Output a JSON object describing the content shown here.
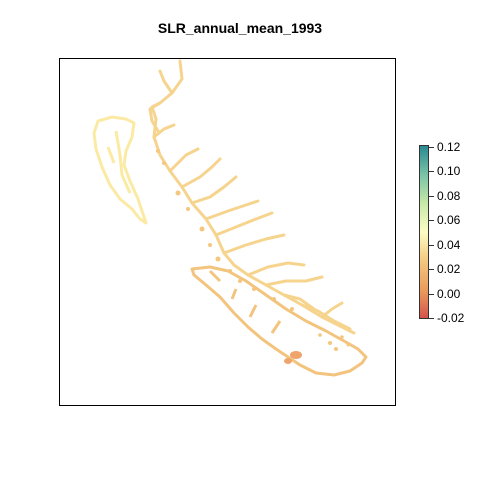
{
  "title": "SLR_annual_mean_1993",
  "legend": {
    "ticks": [
      "0.12",
      "0.10",
      "0.08",
      "0.06",
      "0.04",
      "0.02",
      "0.00",
      "-0.02"
    ],
    "colors": [
      "#2a8a91",
      "#7cc3a7",
      "#c6e7a8",
      "#fdfdc4",
      "#f4c77e",
      "#ea9b5c",
      "#d4534a"
    ]
  },
  "palette": {
    "outer_coast": "#fbeaa4",
    "mainland": "#f6d48e",
    "strait": "#f2c47e",
    "hotspot": "#eea46a"
  }
}
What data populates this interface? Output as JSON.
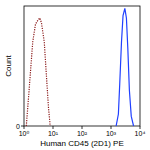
{
  "chart_data": {
    "type": "line",
    "log": "x",
    "x_label": "Human CD45 (2D1) PE",
    "y_label": "Count",
    "xlim": [
      1,
      10000
    ],
    "xticks": [
      {
        "value": 1,
        "label": "10⁰"
      },
      {
        "value": 10,
        "label": "10¹"
      },
      {
        "value": 100,
        "label": "10²"
      },
      {
        "value": 1000,
        "label": "10³"
      },
      {
        "value": 10000,
        "label": "10⁴"
      }
    ],
    "ylim": [
      0,
      100
    ],
    "yticks": [
      0
    ],
    "grid": false,
    "series": [
      {
        "color": "#8b1a1a",
        "line_style": "dotted",
        "x": [
          1.2,
          1.5,
          2,
          2.5,
          3,
          3.5,
          4,
          5,
          6,
          7,
          8
        ],
        "values": [
          0,
          30,
          70,
          85,
          88,
          90,
          86,
          70,
          40,
          15,
          0
        ]
      },
      {
        "color": "#2040ff",
        "line_style": "solid",
        "x": [
          1500,
          1800,
          2000,
          2300,
          2600,
          3000,
          3400,
          3800,
          4300,
          5000,
          6000
        ],
        "values": [
          0,
          10,
          35,
          70,
          92,
          98,
          90,
          65,
          30,
          8,
          0
        ]
      }
    ]
  }
}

- [EXERCISE] Make an exact copy of the data above, pictures excluded.

- [FINISHED TASK]
Output a JSON object describing the content shown here.
{
  "title": "SLR_annual_mean_1993",
  "legend": {
    "ticks": [
      "0.12",
      "0.10",
      "0.08",
      "0.06",
      "0.04",
      "0.02",
      "0.00",
      "-0.02"
    ],
    "colors": [
      "#2a8a91",
      "#7cc3a7",
      "#c6e7a8",
      "#fdfdc4",
      "#f4c77e",
      "#ea9b5c",
      "#d4534a"
    ]
  },
  "palette": {
    "outer_coast": "#fbeaa4",
    "mainland": "#f6d48e",
    "strait": "#f2c47e",
    "hotspot": "#eea46a"
  }
}
What data populates this interface? Output as JSON.
{
  "chart_data": {
    "type": "line",
    "log": "x",
    "x_label": "Human CD45 (2D1) PE",
    "y_label": "Count",
    "xlim": [
      1,
      10000
    ],
    "xticks": [
      {
        "value": 1,
        "label": "10⁰"
      },
      {
        "value": 10,
        "label": "10¹"
      },
      {
        "value": 100,
        "label": "10²"
      },
      {
        "value": 1000,
        "label": "10³"
      },
      {
        "value": 10000,
        "label": "10⁴"
      }
    ],
    "ylim": [
      0,
      100
    ],
    "yticks": [
      0
    ],
    "grid": false,
    "series": [
      {
        "color": "#8b1a1a",
        "line_style": "dotted",
        "x": [
          1.2,
          1.5,
          2,
          2.5,
          3,
          3.5,
          4,
          5,
          6,
          7,
          8
        ],
        "values": [
          0,
          30,
          70,
          85,
          88,
          90,
          86,
          70,
          40,
          15,
          0
        ]
      },
      {
        "color": "#2040ff",
        "line_style": "solid",
        "x": [
          1500,
          1800,
          2000,
          2300,
          2600,
          3000,
          3400,
          3800,
          4300,
          5000,
          6000
        ],
        "values": [
          0,
          10,
          35,
          70,
          92,
          98,
          90,
          65,
          30,
          8,
          0
        ]
      }
    ]
  }
}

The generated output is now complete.